Data entries
────
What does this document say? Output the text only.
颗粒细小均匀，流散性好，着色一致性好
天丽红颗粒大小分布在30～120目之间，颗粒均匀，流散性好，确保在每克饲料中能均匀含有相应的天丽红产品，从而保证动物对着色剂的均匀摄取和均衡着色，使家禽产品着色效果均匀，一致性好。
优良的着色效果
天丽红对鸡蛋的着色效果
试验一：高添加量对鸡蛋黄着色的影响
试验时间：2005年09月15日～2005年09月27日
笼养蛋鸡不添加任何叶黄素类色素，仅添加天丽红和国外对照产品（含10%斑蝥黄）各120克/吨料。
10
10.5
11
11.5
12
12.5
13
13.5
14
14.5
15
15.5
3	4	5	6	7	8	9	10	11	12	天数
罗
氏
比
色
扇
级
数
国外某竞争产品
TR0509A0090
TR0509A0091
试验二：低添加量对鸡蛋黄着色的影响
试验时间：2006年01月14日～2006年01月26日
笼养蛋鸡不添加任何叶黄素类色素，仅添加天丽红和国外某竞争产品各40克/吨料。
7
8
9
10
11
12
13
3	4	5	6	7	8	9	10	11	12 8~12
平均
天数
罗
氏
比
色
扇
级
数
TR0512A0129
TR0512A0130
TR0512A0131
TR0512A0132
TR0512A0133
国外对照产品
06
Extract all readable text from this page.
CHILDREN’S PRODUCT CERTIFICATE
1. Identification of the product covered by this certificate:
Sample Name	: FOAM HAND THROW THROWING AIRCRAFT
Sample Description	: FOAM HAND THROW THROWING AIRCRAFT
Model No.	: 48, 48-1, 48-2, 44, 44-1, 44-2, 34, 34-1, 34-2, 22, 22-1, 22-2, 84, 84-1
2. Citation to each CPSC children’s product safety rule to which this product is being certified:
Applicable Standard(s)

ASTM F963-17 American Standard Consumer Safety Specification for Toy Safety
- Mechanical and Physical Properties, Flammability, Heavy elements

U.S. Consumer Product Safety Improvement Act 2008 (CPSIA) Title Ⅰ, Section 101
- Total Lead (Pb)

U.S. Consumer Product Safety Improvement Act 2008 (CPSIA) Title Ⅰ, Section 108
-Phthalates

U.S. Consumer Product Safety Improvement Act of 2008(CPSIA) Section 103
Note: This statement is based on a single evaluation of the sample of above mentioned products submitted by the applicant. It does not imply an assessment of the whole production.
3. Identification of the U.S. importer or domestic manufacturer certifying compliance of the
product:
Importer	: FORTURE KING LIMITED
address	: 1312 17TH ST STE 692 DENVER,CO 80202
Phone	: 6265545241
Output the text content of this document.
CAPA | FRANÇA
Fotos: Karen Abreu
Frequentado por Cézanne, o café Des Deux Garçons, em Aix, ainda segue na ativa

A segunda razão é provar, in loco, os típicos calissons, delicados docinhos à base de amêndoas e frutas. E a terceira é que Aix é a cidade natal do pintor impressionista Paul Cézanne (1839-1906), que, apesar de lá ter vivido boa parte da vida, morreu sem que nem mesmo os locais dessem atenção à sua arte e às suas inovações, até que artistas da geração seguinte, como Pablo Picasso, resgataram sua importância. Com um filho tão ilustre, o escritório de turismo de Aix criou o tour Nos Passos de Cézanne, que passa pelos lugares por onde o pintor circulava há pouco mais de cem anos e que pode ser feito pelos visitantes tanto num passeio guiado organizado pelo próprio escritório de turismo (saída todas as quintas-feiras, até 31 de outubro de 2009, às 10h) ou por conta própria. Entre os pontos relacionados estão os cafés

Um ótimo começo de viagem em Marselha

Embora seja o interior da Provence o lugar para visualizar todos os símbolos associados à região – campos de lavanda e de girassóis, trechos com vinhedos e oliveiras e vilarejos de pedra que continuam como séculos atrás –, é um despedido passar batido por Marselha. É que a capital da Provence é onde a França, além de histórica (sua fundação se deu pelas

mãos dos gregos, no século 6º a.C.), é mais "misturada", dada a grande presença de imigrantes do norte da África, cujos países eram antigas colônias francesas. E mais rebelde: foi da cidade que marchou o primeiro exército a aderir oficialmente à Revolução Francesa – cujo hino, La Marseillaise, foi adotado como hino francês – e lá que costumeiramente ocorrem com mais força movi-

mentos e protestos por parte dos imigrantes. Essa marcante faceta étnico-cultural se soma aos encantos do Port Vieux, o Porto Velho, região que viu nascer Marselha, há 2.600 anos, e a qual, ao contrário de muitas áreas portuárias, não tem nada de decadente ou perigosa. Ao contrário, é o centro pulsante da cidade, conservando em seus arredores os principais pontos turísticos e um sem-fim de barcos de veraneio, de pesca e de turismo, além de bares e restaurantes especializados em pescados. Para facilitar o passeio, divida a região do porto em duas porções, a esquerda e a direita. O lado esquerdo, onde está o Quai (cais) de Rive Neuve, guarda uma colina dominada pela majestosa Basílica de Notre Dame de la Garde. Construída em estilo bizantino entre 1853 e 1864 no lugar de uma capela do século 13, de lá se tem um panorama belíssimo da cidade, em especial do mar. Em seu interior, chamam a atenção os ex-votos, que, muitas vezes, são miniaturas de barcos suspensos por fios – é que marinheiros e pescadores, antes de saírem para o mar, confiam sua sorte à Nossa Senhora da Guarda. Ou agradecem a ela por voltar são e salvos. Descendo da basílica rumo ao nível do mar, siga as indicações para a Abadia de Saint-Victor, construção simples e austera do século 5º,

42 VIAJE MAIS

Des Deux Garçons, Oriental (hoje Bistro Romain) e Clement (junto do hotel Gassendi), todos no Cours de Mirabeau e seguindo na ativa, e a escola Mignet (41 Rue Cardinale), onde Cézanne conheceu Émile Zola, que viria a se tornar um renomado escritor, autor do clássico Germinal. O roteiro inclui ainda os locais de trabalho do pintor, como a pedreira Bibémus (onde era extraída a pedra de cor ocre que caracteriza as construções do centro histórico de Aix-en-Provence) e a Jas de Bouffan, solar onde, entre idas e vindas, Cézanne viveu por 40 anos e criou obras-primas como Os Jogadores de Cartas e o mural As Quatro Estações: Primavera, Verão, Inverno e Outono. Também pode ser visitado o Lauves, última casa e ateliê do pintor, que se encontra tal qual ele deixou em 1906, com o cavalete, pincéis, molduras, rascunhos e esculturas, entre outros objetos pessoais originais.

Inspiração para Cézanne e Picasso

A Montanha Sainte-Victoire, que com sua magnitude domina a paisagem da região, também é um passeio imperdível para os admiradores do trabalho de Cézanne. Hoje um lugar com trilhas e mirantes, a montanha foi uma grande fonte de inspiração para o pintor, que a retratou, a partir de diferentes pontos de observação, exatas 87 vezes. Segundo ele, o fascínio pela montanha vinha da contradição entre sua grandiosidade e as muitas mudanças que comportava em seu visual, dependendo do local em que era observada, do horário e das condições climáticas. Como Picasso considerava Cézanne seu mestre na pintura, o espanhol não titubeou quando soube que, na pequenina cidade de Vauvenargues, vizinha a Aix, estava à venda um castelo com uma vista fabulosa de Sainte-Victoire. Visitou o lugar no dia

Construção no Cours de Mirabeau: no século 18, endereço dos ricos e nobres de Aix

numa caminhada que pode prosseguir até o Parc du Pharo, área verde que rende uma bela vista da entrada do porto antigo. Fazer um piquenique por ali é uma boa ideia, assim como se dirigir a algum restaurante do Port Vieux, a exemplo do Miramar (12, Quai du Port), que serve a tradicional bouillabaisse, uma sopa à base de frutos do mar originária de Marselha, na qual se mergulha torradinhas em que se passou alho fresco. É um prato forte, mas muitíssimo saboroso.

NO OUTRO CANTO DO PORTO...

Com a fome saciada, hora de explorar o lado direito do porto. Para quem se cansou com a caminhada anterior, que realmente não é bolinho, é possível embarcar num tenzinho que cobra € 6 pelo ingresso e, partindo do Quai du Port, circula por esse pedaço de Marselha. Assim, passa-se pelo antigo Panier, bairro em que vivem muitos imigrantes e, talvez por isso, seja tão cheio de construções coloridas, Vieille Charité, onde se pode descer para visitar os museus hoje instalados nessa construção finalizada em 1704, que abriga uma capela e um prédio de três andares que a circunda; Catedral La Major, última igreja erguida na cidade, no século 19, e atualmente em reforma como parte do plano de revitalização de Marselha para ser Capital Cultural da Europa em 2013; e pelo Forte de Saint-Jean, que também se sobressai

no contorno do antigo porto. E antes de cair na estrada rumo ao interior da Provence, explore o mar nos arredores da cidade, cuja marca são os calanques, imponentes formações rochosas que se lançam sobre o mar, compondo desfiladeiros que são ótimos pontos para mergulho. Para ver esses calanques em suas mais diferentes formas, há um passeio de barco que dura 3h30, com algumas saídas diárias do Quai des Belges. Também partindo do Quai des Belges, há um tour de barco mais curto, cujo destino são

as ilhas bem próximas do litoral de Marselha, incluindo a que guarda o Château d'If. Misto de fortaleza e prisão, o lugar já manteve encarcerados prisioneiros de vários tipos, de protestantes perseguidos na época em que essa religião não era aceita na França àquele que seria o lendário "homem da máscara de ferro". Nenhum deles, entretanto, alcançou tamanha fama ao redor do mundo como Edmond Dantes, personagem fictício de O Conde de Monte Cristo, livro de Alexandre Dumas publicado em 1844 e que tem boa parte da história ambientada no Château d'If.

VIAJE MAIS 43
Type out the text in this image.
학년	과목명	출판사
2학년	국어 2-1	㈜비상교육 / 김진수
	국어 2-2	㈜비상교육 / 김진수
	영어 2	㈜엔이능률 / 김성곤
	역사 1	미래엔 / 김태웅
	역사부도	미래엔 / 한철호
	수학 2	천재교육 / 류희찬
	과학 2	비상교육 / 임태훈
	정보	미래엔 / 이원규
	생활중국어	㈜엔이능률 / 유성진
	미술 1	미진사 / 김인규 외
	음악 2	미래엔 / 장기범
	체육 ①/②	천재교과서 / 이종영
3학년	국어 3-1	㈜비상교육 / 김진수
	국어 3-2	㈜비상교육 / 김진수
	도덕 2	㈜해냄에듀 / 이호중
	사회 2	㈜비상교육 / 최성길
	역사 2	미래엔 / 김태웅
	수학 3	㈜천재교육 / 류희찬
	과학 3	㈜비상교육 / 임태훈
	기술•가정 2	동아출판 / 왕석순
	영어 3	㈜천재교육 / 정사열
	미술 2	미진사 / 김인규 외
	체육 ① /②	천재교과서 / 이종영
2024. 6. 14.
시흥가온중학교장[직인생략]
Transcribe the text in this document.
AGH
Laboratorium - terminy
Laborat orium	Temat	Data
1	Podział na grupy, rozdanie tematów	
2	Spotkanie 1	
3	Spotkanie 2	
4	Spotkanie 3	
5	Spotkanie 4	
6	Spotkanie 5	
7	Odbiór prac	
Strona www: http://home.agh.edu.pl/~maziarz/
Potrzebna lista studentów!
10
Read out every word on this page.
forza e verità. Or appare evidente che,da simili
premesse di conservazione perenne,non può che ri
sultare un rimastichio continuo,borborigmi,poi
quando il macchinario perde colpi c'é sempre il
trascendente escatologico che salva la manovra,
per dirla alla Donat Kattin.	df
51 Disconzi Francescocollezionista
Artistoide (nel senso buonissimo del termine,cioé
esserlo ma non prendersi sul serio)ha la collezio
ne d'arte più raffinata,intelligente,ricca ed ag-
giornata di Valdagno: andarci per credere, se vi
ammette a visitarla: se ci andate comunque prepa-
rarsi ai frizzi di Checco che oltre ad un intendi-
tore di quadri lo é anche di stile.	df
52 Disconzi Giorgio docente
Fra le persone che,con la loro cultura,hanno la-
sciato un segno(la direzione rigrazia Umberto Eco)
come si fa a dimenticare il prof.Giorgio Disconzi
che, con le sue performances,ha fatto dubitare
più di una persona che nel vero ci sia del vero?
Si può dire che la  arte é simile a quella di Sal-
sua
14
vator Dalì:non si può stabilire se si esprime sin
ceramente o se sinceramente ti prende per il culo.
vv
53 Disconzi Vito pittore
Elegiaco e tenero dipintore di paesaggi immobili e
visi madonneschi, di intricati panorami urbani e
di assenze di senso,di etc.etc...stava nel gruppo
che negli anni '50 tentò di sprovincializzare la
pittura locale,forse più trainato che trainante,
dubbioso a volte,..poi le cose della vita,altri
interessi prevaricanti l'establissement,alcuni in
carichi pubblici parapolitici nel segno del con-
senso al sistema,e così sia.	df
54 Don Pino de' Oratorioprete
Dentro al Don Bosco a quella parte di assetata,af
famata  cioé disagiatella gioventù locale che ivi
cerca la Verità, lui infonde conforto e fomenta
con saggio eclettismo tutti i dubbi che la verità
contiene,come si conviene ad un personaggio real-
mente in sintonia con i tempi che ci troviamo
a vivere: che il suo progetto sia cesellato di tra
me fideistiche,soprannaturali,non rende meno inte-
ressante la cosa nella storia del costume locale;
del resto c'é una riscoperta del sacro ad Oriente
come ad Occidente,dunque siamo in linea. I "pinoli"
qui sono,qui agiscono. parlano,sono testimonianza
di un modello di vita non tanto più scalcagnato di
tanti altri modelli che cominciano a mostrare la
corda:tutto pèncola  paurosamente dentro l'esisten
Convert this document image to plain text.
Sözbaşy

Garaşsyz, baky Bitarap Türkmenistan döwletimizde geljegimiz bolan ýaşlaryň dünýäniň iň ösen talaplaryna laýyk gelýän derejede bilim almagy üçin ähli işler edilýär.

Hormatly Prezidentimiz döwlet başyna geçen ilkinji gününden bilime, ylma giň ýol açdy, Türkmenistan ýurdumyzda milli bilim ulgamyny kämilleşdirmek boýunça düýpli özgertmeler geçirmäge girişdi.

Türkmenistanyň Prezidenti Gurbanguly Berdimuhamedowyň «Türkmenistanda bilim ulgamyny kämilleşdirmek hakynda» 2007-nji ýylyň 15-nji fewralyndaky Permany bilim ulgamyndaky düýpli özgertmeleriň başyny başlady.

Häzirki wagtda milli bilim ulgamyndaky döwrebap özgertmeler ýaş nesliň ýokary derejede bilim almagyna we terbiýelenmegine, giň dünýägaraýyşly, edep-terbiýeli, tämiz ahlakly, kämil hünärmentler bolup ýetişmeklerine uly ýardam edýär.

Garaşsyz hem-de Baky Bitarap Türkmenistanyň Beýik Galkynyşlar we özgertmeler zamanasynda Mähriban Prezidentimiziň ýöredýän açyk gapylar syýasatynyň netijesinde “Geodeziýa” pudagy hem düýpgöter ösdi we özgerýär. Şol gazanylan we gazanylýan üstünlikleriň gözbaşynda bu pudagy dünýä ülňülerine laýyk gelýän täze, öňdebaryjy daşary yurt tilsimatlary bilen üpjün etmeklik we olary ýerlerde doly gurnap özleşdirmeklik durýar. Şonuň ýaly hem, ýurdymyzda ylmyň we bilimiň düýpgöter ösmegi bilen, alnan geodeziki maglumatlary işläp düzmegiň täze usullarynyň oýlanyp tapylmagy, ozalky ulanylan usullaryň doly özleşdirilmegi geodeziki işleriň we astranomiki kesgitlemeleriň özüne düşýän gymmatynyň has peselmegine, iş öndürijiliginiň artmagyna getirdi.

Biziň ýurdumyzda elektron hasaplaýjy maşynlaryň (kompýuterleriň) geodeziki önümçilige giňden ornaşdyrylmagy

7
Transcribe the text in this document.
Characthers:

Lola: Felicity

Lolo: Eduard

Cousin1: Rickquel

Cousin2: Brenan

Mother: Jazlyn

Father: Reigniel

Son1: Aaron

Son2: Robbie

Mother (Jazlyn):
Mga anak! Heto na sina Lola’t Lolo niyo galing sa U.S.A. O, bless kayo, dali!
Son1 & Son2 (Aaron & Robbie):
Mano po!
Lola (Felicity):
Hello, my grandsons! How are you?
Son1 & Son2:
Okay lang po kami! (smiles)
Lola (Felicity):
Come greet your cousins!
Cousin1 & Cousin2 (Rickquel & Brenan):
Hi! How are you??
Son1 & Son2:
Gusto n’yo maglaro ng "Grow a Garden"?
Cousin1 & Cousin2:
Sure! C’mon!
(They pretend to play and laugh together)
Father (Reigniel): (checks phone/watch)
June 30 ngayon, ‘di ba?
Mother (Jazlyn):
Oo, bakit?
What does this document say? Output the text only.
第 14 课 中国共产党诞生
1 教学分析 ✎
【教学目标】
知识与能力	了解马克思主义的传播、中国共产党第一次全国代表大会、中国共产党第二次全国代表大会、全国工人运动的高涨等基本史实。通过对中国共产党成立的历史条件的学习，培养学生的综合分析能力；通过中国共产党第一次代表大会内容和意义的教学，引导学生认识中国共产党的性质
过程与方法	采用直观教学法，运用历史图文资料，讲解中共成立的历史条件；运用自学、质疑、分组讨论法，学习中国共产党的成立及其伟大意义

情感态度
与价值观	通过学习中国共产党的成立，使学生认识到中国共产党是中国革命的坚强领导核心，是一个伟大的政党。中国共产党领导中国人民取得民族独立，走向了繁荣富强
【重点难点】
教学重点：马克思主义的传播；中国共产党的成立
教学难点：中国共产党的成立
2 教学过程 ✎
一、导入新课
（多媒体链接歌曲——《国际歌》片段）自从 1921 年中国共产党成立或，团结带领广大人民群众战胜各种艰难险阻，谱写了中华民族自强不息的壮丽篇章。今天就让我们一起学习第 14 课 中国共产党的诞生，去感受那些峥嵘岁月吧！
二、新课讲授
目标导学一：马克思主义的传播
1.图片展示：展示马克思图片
────
* _REQUIREMENT_: Take each line containing the string "Improvement" and copy it out.

* _TASK ANSWER_:
U.S. Consumer Product Safety Improvement Act 2008 (CPSIA) Title Ⅰ, Section 101
U.S. Consumer Product Safety Improvement Act 2008 (CPSIA) Title Ⅰ, Section 108
U.S. Consumer Product Safety Improvement Act of 2008(CPSIA) Section 103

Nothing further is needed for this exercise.